**FRAGMENTO SELECCIONADO**
El célebre Voltaire expresó la conocida frase que dice: “Si Dios no existiera habría que inventarlo”. El motivo de semejante expresión posibilitó una multiplicidad de interpretaciones respecto de porqué esa necesidad -en el supuesto caso de ausencia- de crear la mencionada deidad. Algunos sugerían que “esa invención” es la que da lugar a la esperanza en el más allá y, de esa forma, el hombre no padecería la angustia de saberse parte de la nada; otros aducían que el temor “al castigo divino” operaría como un freno en el proceder de los hombres sin escrúpulos, de ahí la necesariedad; otros sostenían que la presunción de la existencia divina posibilitaría, de algún modo, imponer sobre los hombres un conjunto de valores que facilitáse la coexistencia humana sin dañarse los unos a los otros.

**QUÉ DEBES HACER**
Reproduce íntegro el fragmento sobre la frase de Voltaire, sin alterar ninguna palabra ni ningún signo.

**LISTADO PROPORCIONADO**
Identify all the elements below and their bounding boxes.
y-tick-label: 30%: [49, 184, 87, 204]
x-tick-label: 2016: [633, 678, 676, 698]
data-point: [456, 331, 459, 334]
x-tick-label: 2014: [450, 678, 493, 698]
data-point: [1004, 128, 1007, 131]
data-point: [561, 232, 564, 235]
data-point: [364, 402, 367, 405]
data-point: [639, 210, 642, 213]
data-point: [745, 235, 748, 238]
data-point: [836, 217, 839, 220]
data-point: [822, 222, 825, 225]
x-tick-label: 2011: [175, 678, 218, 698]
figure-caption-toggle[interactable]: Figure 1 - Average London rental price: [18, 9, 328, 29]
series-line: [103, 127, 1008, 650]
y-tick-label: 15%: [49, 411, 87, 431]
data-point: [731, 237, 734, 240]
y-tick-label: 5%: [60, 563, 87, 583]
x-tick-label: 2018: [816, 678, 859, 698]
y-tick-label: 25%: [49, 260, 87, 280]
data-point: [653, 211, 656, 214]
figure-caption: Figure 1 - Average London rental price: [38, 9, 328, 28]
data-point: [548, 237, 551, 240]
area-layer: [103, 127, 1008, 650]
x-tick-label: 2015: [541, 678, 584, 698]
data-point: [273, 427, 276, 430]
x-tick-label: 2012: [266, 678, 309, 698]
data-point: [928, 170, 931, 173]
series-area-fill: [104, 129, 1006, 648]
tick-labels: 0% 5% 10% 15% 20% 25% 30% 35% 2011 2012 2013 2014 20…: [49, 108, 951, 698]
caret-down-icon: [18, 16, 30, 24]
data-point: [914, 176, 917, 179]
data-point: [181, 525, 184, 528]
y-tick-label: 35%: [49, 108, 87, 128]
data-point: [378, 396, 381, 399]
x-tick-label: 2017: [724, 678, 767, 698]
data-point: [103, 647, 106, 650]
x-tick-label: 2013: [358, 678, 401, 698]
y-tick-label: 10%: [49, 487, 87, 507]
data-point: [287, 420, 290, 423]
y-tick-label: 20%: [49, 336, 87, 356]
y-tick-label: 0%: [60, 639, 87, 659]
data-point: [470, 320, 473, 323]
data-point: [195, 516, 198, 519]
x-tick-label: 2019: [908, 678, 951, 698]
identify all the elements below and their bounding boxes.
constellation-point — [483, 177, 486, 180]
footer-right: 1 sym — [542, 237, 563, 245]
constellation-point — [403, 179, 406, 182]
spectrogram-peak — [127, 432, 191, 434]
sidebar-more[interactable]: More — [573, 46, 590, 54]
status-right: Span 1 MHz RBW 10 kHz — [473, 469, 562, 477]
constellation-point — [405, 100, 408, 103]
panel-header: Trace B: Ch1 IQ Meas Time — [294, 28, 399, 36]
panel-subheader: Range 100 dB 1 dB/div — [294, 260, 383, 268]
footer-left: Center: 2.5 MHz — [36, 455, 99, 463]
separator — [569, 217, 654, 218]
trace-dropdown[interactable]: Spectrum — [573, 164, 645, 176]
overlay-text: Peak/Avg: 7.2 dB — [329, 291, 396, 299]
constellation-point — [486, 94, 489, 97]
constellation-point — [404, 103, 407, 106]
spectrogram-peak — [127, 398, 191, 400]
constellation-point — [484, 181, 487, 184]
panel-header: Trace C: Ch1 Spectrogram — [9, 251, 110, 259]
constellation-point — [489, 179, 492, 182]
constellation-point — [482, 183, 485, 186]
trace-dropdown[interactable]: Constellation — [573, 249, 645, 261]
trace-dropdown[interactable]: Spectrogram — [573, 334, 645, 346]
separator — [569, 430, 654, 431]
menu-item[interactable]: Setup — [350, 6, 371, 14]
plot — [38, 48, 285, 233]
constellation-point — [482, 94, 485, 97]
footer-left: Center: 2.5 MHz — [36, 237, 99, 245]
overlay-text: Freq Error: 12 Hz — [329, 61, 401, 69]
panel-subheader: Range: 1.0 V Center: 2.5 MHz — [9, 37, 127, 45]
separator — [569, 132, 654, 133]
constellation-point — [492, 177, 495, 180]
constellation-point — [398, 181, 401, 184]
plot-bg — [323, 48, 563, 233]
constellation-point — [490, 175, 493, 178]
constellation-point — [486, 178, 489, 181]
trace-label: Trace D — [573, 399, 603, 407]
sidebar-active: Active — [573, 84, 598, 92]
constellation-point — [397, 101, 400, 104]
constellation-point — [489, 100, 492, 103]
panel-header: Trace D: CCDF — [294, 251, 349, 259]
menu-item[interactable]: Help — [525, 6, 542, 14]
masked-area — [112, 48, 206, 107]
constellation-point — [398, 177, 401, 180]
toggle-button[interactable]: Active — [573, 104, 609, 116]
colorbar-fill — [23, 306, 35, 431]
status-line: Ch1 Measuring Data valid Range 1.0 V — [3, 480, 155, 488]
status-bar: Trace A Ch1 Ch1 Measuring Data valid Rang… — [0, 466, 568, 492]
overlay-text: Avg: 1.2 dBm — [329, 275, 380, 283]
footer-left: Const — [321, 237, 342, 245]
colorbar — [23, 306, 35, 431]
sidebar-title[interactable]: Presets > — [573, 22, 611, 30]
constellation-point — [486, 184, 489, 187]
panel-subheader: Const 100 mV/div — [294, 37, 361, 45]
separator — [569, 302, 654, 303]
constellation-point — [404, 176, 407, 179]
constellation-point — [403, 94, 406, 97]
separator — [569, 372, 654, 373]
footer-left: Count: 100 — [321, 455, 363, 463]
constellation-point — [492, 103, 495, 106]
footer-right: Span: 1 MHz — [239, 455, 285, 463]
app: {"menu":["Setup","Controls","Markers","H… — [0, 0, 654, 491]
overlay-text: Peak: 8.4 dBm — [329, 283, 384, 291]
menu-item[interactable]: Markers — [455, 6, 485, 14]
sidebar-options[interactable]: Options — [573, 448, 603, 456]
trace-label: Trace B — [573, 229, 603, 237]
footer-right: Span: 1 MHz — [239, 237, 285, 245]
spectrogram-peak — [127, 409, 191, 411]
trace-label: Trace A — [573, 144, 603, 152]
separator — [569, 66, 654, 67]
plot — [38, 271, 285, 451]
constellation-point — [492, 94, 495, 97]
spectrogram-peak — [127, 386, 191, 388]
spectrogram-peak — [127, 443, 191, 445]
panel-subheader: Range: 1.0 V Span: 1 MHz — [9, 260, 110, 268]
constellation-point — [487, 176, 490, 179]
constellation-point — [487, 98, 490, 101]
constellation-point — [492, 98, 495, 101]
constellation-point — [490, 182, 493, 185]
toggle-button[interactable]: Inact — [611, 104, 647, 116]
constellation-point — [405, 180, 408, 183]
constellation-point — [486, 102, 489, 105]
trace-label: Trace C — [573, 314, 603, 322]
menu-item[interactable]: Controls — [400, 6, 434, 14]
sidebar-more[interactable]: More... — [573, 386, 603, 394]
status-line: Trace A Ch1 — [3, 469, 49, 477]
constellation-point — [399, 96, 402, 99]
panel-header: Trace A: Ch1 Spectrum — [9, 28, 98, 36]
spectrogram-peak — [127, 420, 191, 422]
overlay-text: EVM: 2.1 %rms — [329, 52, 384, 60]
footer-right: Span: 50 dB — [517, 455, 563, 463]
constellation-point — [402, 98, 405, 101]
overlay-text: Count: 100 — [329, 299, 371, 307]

**LA RESPUESTA**
El célebre Voltaire expresó la conocida frase que dice: “Si Dios no existiera habría que inventarlo”. El motivo de semejante expresión posibilitó una multiplicidad de interpretaciones respecto de porqué esa necesidad -en el supuesto caso de ausencia- de crear la mencionada deidad. Algunos sugerían que “esa invención” es la que da lugar a la esperanza en el más allá y, de esa forma, el hombre no padecería la angustia de saberse parte de la nada; otros aducían que el temor “al castigo divino” operaría como un freno en el proceder de los hombres sin escrúpulos, de ahí la necesariedad; otros sostenían que la presunción de la existencia divina posibilitaría, de algún modo, imponer sobre los hombres un conjunto de valores que facilitáse la coexistencia humana sin dañarse los unos a los otros.